* [What this task involves] Repeat the data below with no changes.
---------- Exercise data
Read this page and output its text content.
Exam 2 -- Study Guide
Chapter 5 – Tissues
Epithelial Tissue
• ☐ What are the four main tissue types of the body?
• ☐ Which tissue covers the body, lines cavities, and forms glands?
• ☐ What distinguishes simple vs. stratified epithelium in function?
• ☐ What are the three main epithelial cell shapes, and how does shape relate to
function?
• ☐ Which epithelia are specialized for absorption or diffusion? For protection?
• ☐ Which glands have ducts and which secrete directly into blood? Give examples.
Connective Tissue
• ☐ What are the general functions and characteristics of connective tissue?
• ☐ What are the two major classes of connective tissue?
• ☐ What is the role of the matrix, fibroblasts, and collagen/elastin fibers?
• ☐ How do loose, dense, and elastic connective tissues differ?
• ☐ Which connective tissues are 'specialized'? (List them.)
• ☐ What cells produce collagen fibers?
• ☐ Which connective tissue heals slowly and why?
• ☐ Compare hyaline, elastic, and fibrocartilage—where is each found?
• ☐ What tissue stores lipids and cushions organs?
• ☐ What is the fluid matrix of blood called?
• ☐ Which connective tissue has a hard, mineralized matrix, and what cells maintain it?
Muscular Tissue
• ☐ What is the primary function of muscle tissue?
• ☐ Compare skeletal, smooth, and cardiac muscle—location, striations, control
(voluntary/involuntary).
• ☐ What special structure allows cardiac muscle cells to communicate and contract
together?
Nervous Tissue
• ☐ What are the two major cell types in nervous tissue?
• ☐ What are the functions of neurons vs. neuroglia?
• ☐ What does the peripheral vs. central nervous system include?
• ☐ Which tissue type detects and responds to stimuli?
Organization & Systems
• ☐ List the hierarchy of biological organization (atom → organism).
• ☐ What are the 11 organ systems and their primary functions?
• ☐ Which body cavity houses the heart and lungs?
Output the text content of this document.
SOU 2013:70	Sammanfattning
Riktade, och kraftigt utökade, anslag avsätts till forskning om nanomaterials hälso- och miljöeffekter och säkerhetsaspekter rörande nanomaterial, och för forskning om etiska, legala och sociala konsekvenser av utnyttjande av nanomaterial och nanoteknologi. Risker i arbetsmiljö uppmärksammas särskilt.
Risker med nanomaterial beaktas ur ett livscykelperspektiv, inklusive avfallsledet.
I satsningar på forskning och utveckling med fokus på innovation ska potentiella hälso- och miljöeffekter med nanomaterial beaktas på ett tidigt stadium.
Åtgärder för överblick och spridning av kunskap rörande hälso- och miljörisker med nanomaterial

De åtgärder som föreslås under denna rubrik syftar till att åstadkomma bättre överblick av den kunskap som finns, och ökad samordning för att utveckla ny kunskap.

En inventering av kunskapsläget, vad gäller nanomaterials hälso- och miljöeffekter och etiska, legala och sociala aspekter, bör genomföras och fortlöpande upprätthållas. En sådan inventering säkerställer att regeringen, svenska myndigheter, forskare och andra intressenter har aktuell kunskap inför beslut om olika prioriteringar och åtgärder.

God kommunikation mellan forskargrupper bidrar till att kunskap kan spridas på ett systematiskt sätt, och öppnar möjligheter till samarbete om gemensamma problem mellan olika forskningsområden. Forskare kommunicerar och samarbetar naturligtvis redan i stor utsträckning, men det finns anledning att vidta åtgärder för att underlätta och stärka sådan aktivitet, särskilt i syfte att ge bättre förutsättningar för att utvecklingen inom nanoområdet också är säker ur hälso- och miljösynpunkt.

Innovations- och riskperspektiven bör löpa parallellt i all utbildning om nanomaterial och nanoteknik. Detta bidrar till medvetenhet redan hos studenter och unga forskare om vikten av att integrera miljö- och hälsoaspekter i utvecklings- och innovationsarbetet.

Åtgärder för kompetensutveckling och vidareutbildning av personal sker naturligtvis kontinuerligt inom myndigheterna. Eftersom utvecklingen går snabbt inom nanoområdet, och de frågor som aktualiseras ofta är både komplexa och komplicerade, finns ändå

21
--------------------
* [Output of the task]
Read this page and output its text content.
Exam 2 -- Study Guide
Chapter 5 – Tissues
Epithelial Tissue
• ☐ What are the four main tissue types of the body?
• ☐ Which tissue covers the body, lines cavities, and forms glands?
• ☐ What distinguishes simple vs. stratified epithelium in function?
• ☐ What are the three main epithelial cell shapes, and how does shape relate to
function?
• ☐ Which epithelia are specialized for absorption or diffusion? For protection?
• ☐ Which glands have ducts and which secrete directly into blood? Give examples.
Connective Tissue
• ☐ What are the general functions and characteristics of connective tissue?
• ☐ What are the two major classes of connective tissue?
• ☐ What is the role of the matrix, fibroblasts, and collagen/elastin fibers?
• ☐ How do loose, dense, and elastic connective tissues differ?
• ☐ Which connective tissues are 'specialized'? (List them.)
• ☐ What cells produce collagen fibers?
• ☐ Which connective tissue heals slowly and why?
• ☐ Compare hyaline, elastic, and fibrocartilage—where is each found?
• ☐ What tissue stores lipids and cushions organs?
• ☐ What is the fluid matrix of blood called?
• ☐ Which connective tissue has a hard, mineralized matrix, and what cells maintain it?
Muscular Tissue
• ☐ What is the primary function of muscle tissue?
• ☐ Compare skeletal, smooth, and cardiac muscle—location, striations, control
(voluntary/involuntary).
• ☐ What special structure allows cardiac muscle cells to communicate and contract
together?
Nervous Tissue
• ☐ What are the two major cell types in nervous tissue?
• ☐ What are the functions of neurons vs. neuroglia?
• ☐ What does the peripheral vs. central nervous system include?
• ☐ Which tissue type detects and responds to stimuli?
Organization & Systems
• ☐ List the hierarchy of biological organization (atom → organism).
• ☐ What are the 11 organ systems and their primary functions?
• ☐ Which body cavity houses the heart and lungs?
Output the text content of this document.
SOU 2013:70	Sammanfattning
Riktade, och kraftigt utökade, anslag avsätts till forskning om nanomaterials hälso- och miljöeffekter och säkerhetsaspekter rörande nanomaterial, och för forskning om etiska, legala och sociala konsekvenser av utnyttjande av nanomaterial och nanoteknologi. Risker i arbetsmiljö uppmärksammas särskilt.
Risker med nanomaterial beaktas ur ett livscykelperspektiv, inklusive avfallsledet.
I satsningar på forskning och utveckling med fokus på innovation ska potentiella hälso- och miljöeffekter med nanomaterial beaktas på ett tidigt stadium.
Åtgärder för överblick och spridning av kunskap rörande hälso- och miljörisker med nanomaterial

De åtgärder som föreslås under denna rubrik syftar till att åstadkomma bättre överblick av den kunskap som finns, och ökad samordning för att utveckla ny kunskap.

En inventering av kunskapsläget, vad gäller nanomaterials hälso- och miljöeffekter och etiska, legala och sociala aspekter, bör genomföras och fortlöpande upprätthållas. En sådan inventering säkerställer att regeringen, svenska myndigheter, forskare och andra intressenter har aktuell kunskap inför beslut om olika prioriteringar och åtgärder.

God kommunikation mellan forskargrupper bidrar till att kunskap kan spridas på ett systematiskt sätt, och öppnar möjligheter till samarbete om gemensamma problem mellan olika forskningsområden. Forskare kommunicerar och samarbetar naturligtvis redan i stor utsträckning, men det finns anledning att vidta åtgärder för att underlätta och stärka sådan aktivitet, särskilt i syfte att ge bättre förutsättningar för att utvecklingen inom nanoområdet också är säker ur hälso- och miljösynpunkt.

Innovations- och riskperspektiven bör löpa parallellt i all utbildning om nanomaterial och nanoteknik. Detta bidrar till medvetenhet redan hos studenter och unga forskare om vikten av att integrera miljö- och hälsoaspekter i utvecklings- och innovationsarbetet.

Åtgärder för kompetensutveckling och vidareutbildning av personal sker naturligtvis kontinuerligt inom myndigheterna. Eftersom utvecklingen går snabbt inom nanoområdet, och de frågor som aktualiseras ofta är både komplexa och komplicerade, finns ändå

21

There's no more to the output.